What you will do>
Pictures appear in the records below; write out everything else exactly.

Dataset>
* BEGIN *

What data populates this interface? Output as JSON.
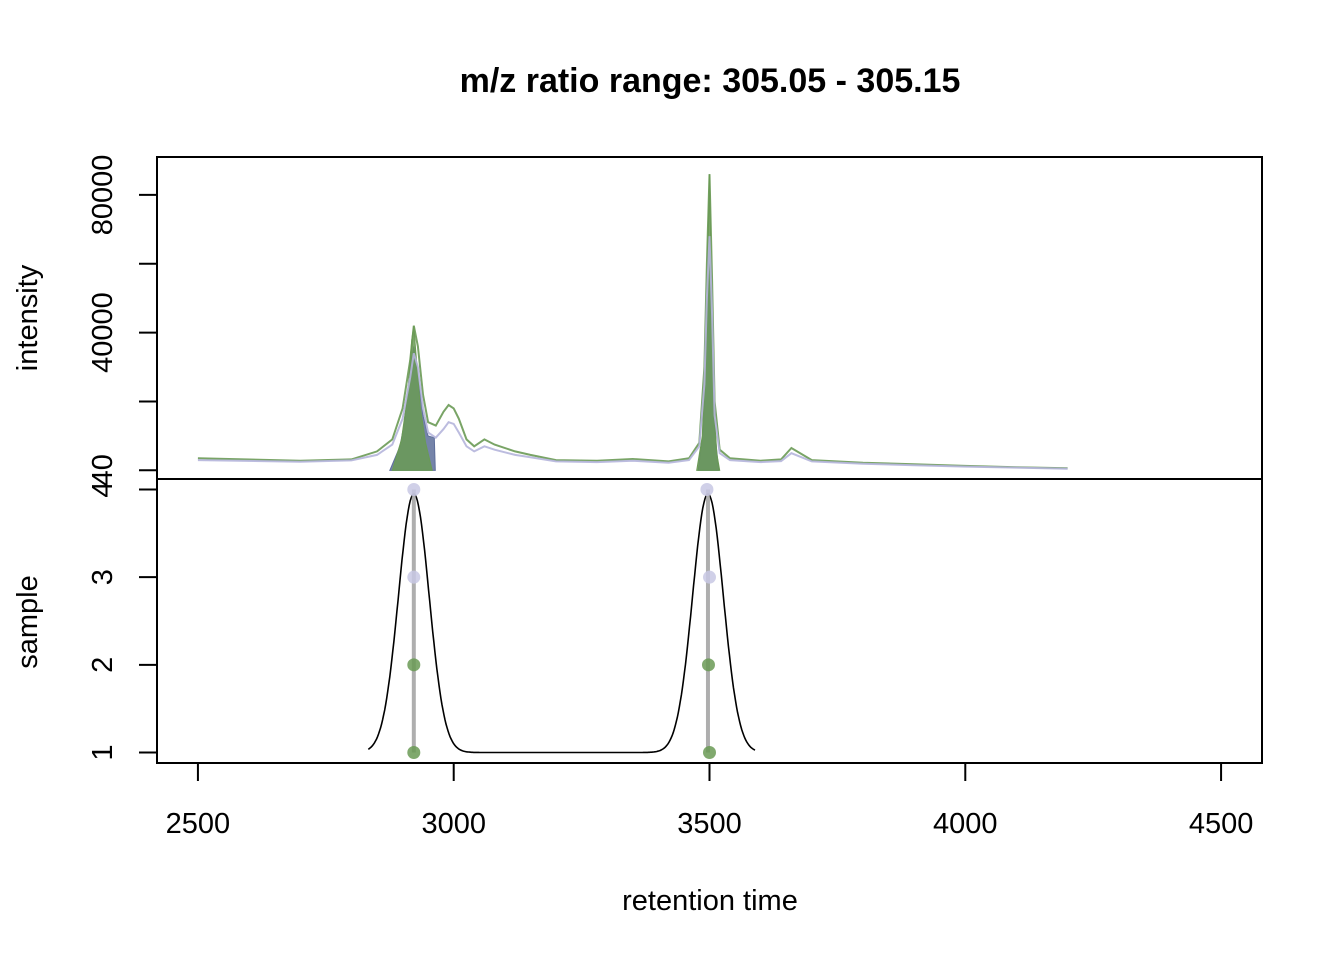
{
  "chart_data": {
    "title": "m/z ratio range: 305.05 - 305.15",
    "xlabel": "retention time",
    "xlim": [
      2420,
      4580
    ],
    "x_ticks": [
      "2500",
      "3000",
      "3500",
      "4000",
      "4500"
    ],
    "top_panel": {
      "type": "line",
      "ylabel": "intensity",
      "ylim": [
        -2500,
        91000
      ],
      "y_ticks": [
        "40",
        "40000",
        "80000"
      ],
      "y_tick_values": [
        40,
        40000,
        80000
      ],
      "y_minor_ticks": [
        20000,
        60000
      ],
      "series": [
        {
          "color": "#6a9a55",
          "x": [
            2500,
            2700,
            2800,
            2850,
            2880,
            2900,
            2915,
            2922,
            2930,
            2940,
            2950,
            2965,
            2980,
            2990,
            3000,
            3010,
            3025,
            3040,
            3060,
            3080,
            3120,
            3150,
            3200,
            3280,
            3350,
            3420,
            3460,
            3480,
            3490,
            3495,
            3500,
            3505,
            3510,
            3520,
            3540,
            3600,
            3640,
            3660,
            3700,
            3800,
            3900,
            4000,
            4100,
            4200
          ],
          "y": [
            3500,
            2800,
            3200,
            5500,
            9000,
            18000,
            32000,
            42000,
            36000,
            22000,
            14000,
            13000,
            17000,
            19000,
            18000,
            15000,
            9000,
            7000,
            9000,
            7500,
            5500,
            4500,
            3000,
            2800,
            3300,
            2600,
            3500,
            8000,
            30000,
            60000,
            86000,
            55000,
            20000,
            6000,
            3500,
            2800,
            3200,
            6500,
            3000,
            2200,
            1800,
            1300,
            900,
            600
          ]
        },
        {
          "color": "#b5b5dc",
          "x": [
            2500,
            2700,
            2800,
            2850,
            2880,
            2900,
            2915,
            2922,
            2930,
            2940,
            2950,
            2965,
            2980,
            2990,
            3000,
            3010,
            3025,
            3040,
            3060,
            3080,
            3120,
            3150,
            3200,
            3280,
            3350,
            3420,
            3460,
            3480,
            3490,
            3495,
            3500,
            3505,
            3510,
            3520,
            3540,
            3600,
            3640,
            3660,
            3700,
            3800,
            3900,
            4000,
            4100,
            4200
          ],
          "y": [
            3000,
            2500,
            2900,
            4500,
            7500,
            15000,
            27000,
            34000,
            30000,
            18000,
            11000,
            9500,
            12000,
            14000,
            13500,
            11000,
            7000,
            5500,
            7000,
            6000,
            4500,
            3800,
            2600,
            2400,
            2800,
            2200,
            3000,
            7000,
            25000,
            50000,
            68000,
            45000,
            16000,
            5000,
            3000,
            2400,
            2700,
            5000,
            2600,
            1900,
            1500,
            1100,
            800,
            500
          ]
        }
      ],
      "filled_peaks": [
        {
          "color": "#5d6e9a",
          "x": [
            2875,
            2895,
            2905,
            2915,
            2922,
            2930,
            2940,
            2950,
            2962,
            2964
          ],
          "y": [
            0,
            7000,
            15000,
            30000,
            36000,
            28000,
            16000,
            10000,
            9500,
            0
          ]
        },
        {
          "color": "#6a9a55",
          "x": [
            2880,
            2898,
            2910,
            2918,
            2922,
            2926,
            2935,
            2945,
            2958
          ],
          "y": [
            0,
            9000,
            22000,
            38000,
            42000,
            34000,
            18000,
            8000,
            0
          ]
        },
        {
          "color": "#5d6e9a",
          "x": [
            3478,
            3488,
            3494,
            3498,
            3501,
            3504,
            3510,
            3518
          ],
          "y": [
            0,
            12000,
            38000,
            60000,
            68000,
            45000,
            12000,
            0
          ]
        },
        {
          "color": "#6a9a55",
          "x": [
            3475,
            3486,
            3492,
            3496,
            3500,
            3503,
            3507,
            3514,
            3520
          ],
          "y": [
            0,
            10000,
            35000,
            62000,
            86000,
            60000,
            25000,
            5000,
            0
          ]
        }
      ]
    },
    "bottom_panel": {
      "type": "scatter",
      "ylabel": "sample",
      "ylim": [
        0.88,
        4.12
      ],
      "y_ticks": [
        "1",
        "2",
        "3",
        "4"
      ],
      "y_tick_values": [
        1,
        2,
        3,
        4
      ],
      "points": [
        {
          "x": 2922,
          "y": 4,
          "color": "#c8c8e4"
        },
        {
          "x": 2922,
          "y": 3,
          "color": "#c8c8e4"
        },
        {
          "x": 2922,
          "y": 2,
          "color": "#6a9a55"
        },
        {
          "x": 2922,
          "y": 1,
          "color": "#6a9a55"
        },
        {
          "x": 3495,
          "y": 4,
          "color": "#c8c8e4"
        },
        {
          "x": 3500,
          "y": 3,
          "color": "#c8c8e4"
        },
        {
          "x": 3498,
          "y": 2,
          "color": "#6a9a55"
        },
        {
          "x": 3500,
          "y": 1,
          "color": "#6a9a55"
        }
      ],
      "vertical_lines": [
        {
          "x": 2922,
          "y_from": 1,
          "y_to": 4
        },
        {
          "x": 3497,
          "y_from": 1,
          "y_to": 4
        }
      ],
      "density_curve": {
        "color": "#000000",
        "baseline": 1,
        "peak": 3.95,
        "start": 2833,
        "end": 3590,
        "peaks": [
          {
            "center": 2922,
            "sd": 30
          },
          {
            "center": 3497,
            "sd": 30
          }
        ]
      }
    }
  }
}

* END *

Expected output>
What data populates this interface? Output as JSON.
{
  "chart_data": {
    "title": "m/z ratio range: 305.05 - 305.15",
    "xlabel": "retention time",
    "xlim": [
      2420,
      4580
    ],
    "x_ticks": [
      "2500",
      "3000",
      "3500",
      "4000",
      "4500"
    ],
    "top_panel": {
      "type": "line",
      "ylabel": "intensity",
      "ylim": [
        -2500,
        91000
      ],
      "y_ticks": [
        "40",
        "40000",
        "80000"
      ],
      "y_tick_values": [
        40,
        40000,
        80000
      ],
      "y_minor_ticks": [
        20000,
        60000
      ],
      "series": [
        {
          "color": "#6a9a55",
          "x": [
            2500,
            2700,
            2800,
            2850,
            2880,
            2900,
            2915,
            2922,
            2930,
            2940,
            2950,
            2965,
            2980,
            2990,
            3000,
            3010,
            3025,
            3040,
            3060,
            3080,
            3120,
            3150,
            3200,
            3280,
            3350,
            3420,
            3460,
            3480,
            3490,
            3495,
            3500,
            3505,
            3510,
            3520,
            3540,
            3600,
            3640,
            3660,
            3700,
            3800,
            3900,
            4000,
            4100,
            4200
          ],
          "y": [
            3500,
            2800,
            3200,
            5500,
            9000,
            18000,
            32000,
            42000,
            36000,
            22000,
            14000,
            13000,
            17000,
            19000,
            18000,
            15000,
            9000,
            7000,
            9000,
            7500,
            5500,
            4500,
            3000,
            2800,
            3300,
            2600,
            3500,
            8000,
            30000,
            60000,
            86000,
            55000,
            20000,
            6000,
            3500,
            2800,
            3200,
            6500,
            3000,
            2200,
            1800,
            1300,
            900,
            600
          ]
        },
        {
          "color": "#b5b5dc",
          "x": [
            2500,
            2700,
            2800,
            2850,
            2880,
            2900,
            2915,
            2922,
            2930,
            2940,
            2950,
            2965,
            2980,
            2990,
            3000,
            3010,
            3025,
            3040,
            3060,
            3080,
            3120,
            3150,
            3200,
            3280,
            3350,
            3420,
            3460,
            3480,
            3490,
            3495,
            3500,
            3505,
            3510,
            3520,
            3540,
            3600,
            3640,
            3660,
            3700,
            3800,
            3900,
            4000,
            4100,
            4200
          ],
          "y": [
            3000,
            2500,
            2900,
            4500,
            7500,
            15000,
            27000,
            34000,
            30000,
            18000,
            11000,
            9500,
            12000,
            14000,
            13500,
            11000,
            7000,
            5500,
            7000,
            6000,
            4500,
            3800,
            2600,
            2400,
            2800,
            2200,
            3000,
            7000,
            25000,
            50000,
            68000,
            45000,
            16000,
            5000,
            3000,
            2400,
            2700,
            5000,
            2600,
            1900,
            1500,
            1100,
            800,
            500
          ]
        }
      ],
      "filled_peaks": [
        {
          "color": "#5d6e9a",
          "x": [
            2875,
            2895,
            2905,
            2915,
            2922,
            2930,
            2940,
            2950,
            2962,
            2964
          ],
          "y": [
            0,
            7000,
            15000,
            30000,
            36000,
            28000,
            16000,
            10000,
            9500,
            0
          ]
        },
        {
          "color": "#6a9a55",
          "x": [
            2880,
            2898,
            2910,
            2918,
            2922,
            2926,
            2935,
            2945,
            2958
          ],
          "y": [
            0,
            9000,
            22000,
            38000,
            42000,
            34000,
            18000,
            8000,
            0
          ]
        },
        {
          "color": "#5d6e9a",
          "x": [
            3478,
            3488,
            3494,
            3498,
            3501,
            3504,
            3510,
            3518
          ],
          "y": [
            0,
            12000,
            38000,
            60000,
            68000,
            45000,
            12000,
            0
          ]
        },
        {
          "color": "#6a9a55",
          "x": [
            3475,
            3486,
            3492,
            3496,
            3500,
            3503,
            3507,
            3514,
            3520
          ],
          "y": [
            0,
            10000,
            35000,
            62000,
            86000,
            60000,
            25000,
            5000,
            0
          ]
        }
      ]
    },
    "bottom_panel": {
      "type": "scatter",
      "ylabel": "sample",
      "ylim": [
        0.88,
        4.12
      ],
      "y_ticks": [
        "1",
        "2",
        "3",
        "4"
      ],
      "y_tick_values": [
        1,
        2,
        3,
        4
      ],
      "points": [
        {
          "x": 2922,
          "y": 4,
          "color": "#c8c8e4"
        },
        {
          "x": 2922,
          "y": 3,
          "color": "#c8c8e4"
        },
        {
          "x": 2922,
          "y": 2,
          "color": "#6a9a55"
        },
        {
          "x": 2922,
          "y": 1,
          "color": "#6a9a55"
        },
        {
          "x": 3495,
          "y": 4,
          "color": "#c8c8e4"
        },
        {
          "x": 3500,
          "y": 3,
          "color": "#c8c8e4"
        },
        {
          "x": 3498,
          "y": 2,
          "color": "#6a9a55"
        },
        {
          "x": 3500,
          "y": 1,
          "color": "#6a9a55"
        }
      ],
      "vertical_lines": [
        {
          "x": 2922,
          "y_from": 1,
          "y_to": 4
        },
        {
          "x": 3497,
          "y_from": 1,
          "y_to": 4
        }
      ],
      "density_curve": {
        "color": "#000000",
        "baseline": 1,
        "peak": 3.95,
        "start": 2833,
        "end": 3590,
        "peaks": [
          {
            "center": 2922,
            "sd": 30
          },
          {
            "center": 3497,
            "sd": 30
          }
        ]
      }
    }
  }
}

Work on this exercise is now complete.